### Excerpt provided

Tuesday, February 10, 2015

#41 / Losing The "Common World"



Every week I get an email edition of Amor Mundi a newsletter, published by The Hannah Arendt Center at Bard College. Shortly after penning my most recent denunciation of infectious individualism (which appeared in this Two Worlds blog yesterday), I found the latest edition of Amor Mundi in my email inbox.

The picture above, from that edition of Amor Mundi, appeared under the headline, "What Do We Hold In Common?" 

The comments in Amor Mundi referred to other comments made by Michael W. Clune, who wrote a kind of review of Looking Away in an essay published in the Los Angeles Review of Books. Looking Away is a 2009 book by Rei Terada, a professor of comparative literature at UC Irvine.

I am not going to try to synopsize Looking Away right here. Actually, I should probably read the book before trying to do that. I will, however, quote the Amor Mundi newsletter, which I think is also talking about infectious individualism:


The common world, that world of appearance we share amidst our meaningful differences, is ever more fragile. In her book The Human Condition, Hannah Arendt worries that we lose faith in anything true or great that could unite plural individuals in a common world. She sees that the loss of a concern with immortality and with acts, deeds, and works that deserve to be remembered would deprive us of a shared world. All politics, Arendt writes, demands transcendence in the sense that we step beyond our solipsistic experiences and enter a world we share with others. Pursuing this Arendtian theme, Michael W. Clune in the LA Review of Books explores the effort of some contemporary art to cultivate the experience of "mere appearance," appearances so fleeting that they resist any shared commonality. Such art celebrates the radically individual transcendental experience against the transcendence of a common world: "Here is the fact: Something is wrong with the world. There is a fundamental flaw in society. Relations between people seem to have something wrong with them. Something ... off. Sometimes, when I want to share something with you, I realize that my experience has an unsharable dimension. I realize that we encounter each other only by peering across the thick boundary of our social personas. I don't know how to fix this problem, but I don't like it. I can only meet other people on the terrain of a common world that seems too heavy, too alien, too uncomfortable, too cold. Sometimes I protest by looking away, by watching the part of my experience that none of you can touch." For Clune, the effort of contemporary artists to dwell in mere appearance is, but is not only, a "turn away from the world."

### Record set
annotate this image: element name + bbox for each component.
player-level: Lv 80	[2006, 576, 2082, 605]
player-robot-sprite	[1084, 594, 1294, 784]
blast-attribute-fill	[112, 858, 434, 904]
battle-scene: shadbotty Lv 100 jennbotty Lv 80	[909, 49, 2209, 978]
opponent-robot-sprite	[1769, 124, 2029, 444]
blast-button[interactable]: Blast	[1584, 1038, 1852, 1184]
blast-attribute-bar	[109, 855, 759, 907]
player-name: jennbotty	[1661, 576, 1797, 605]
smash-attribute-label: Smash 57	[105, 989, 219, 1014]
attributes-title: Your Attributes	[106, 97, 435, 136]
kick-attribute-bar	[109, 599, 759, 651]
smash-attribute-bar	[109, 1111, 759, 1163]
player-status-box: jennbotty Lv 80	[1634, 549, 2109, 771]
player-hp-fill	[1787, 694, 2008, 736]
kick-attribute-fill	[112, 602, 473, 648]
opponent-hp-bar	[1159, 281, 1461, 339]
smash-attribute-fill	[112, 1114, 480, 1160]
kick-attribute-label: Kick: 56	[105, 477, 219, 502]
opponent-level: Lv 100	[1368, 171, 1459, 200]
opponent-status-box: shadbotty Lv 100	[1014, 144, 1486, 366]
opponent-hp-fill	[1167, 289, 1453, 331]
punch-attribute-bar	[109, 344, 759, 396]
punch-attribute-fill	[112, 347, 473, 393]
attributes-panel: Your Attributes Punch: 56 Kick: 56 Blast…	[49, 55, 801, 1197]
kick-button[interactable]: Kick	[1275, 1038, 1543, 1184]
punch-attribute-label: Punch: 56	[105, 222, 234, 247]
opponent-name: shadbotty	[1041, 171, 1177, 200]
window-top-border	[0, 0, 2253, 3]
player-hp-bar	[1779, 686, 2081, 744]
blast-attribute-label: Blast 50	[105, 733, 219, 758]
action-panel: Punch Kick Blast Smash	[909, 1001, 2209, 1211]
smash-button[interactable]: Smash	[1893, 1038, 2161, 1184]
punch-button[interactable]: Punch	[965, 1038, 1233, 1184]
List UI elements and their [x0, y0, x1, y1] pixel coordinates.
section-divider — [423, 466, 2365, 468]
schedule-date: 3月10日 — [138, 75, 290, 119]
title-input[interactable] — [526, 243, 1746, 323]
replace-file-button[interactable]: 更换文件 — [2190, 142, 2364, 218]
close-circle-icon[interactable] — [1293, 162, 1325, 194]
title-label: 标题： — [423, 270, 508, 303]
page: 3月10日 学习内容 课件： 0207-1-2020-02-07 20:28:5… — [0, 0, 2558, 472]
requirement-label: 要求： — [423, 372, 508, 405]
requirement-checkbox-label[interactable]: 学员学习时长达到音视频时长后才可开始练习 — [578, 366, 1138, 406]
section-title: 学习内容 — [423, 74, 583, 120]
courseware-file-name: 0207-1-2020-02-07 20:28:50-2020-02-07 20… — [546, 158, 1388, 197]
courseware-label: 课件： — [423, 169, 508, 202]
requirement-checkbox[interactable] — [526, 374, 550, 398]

### Exercise description
Can you copy, word for word, the part of the blog post about losing the common world that runs from "Every week I" up to and including "at UC Irvine."?

### Exercise result
Every week I get an email edition of Amor Mundi a newsletter, published by The Hannah Arendt Center at Bard College. Shortly after penning my most recent denunciation of infectious individualism (which appeared in this Two Worlds blog yesterday), I found the latest edition of Amor Mundi in my email inbox.

The picture above, from that edition of Amor Mundi, appeared under the headline, "What Do We Hold In Common?" 

The comments in Amor Mundi referred to other comments made by Michael W. Clune, who wrote a kind of review of Looking Away in an essay published in the Los Angeles Review of Books. Looking Away is a 2009 book by Rei Terada, a professor of comparative literature at UC Irvine.